_Exercise prompt_
Filter the records below for the word "color". Copy each line that holds it.

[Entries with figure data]
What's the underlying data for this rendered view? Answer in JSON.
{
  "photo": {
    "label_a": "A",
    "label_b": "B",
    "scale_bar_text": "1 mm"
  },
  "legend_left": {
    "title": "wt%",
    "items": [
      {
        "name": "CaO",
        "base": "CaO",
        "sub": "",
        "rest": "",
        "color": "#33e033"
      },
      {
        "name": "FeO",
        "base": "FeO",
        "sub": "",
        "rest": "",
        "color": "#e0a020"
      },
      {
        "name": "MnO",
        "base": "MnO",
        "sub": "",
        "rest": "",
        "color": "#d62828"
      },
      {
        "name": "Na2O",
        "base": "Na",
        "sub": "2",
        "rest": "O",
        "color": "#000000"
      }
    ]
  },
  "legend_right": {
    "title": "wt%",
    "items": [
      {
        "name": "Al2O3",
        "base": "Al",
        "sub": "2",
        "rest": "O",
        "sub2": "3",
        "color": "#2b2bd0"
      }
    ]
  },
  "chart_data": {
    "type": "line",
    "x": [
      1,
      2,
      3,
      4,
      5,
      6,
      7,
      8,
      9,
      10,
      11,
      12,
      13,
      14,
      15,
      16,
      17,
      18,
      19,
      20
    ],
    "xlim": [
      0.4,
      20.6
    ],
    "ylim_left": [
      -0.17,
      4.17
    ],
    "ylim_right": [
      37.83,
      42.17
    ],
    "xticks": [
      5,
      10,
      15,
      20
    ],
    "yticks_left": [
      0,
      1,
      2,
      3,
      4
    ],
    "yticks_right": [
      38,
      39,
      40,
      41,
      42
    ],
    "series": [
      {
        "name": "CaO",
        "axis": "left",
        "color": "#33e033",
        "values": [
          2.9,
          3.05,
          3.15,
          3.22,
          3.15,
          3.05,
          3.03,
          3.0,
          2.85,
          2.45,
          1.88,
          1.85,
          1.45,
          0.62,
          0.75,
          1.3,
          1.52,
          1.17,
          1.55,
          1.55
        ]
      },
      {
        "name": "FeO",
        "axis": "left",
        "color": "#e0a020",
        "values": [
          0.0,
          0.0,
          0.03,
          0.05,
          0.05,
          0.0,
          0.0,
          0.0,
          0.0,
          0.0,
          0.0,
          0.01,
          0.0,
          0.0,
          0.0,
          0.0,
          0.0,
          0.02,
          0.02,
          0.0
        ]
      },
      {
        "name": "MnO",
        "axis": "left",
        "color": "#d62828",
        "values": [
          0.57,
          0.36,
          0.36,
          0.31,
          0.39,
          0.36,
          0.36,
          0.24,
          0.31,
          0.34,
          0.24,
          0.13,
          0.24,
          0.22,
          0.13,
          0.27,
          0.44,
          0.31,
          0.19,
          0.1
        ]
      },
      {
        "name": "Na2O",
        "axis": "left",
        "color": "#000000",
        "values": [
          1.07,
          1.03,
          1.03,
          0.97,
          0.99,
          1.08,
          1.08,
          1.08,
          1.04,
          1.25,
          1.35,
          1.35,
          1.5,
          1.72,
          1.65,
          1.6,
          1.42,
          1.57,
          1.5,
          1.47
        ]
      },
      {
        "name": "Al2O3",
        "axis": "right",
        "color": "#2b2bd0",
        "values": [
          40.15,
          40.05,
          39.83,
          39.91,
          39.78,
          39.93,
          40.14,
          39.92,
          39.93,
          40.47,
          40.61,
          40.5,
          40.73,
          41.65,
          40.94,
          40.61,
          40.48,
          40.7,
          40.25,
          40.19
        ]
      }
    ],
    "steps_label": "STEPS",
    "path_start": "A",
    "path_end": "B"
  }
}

_Solution to this exercise_
        "color": "#33e033"
        "color": "#e0a020"
        "color": "#d62828"
        "color": "#000000"
        "color": "#2b2bd0"
        "color": "#33e033",
        "color": "#e0a020",
        "color": "#d62828",
        "color": "#000000",
        "color": "#2b2bd0",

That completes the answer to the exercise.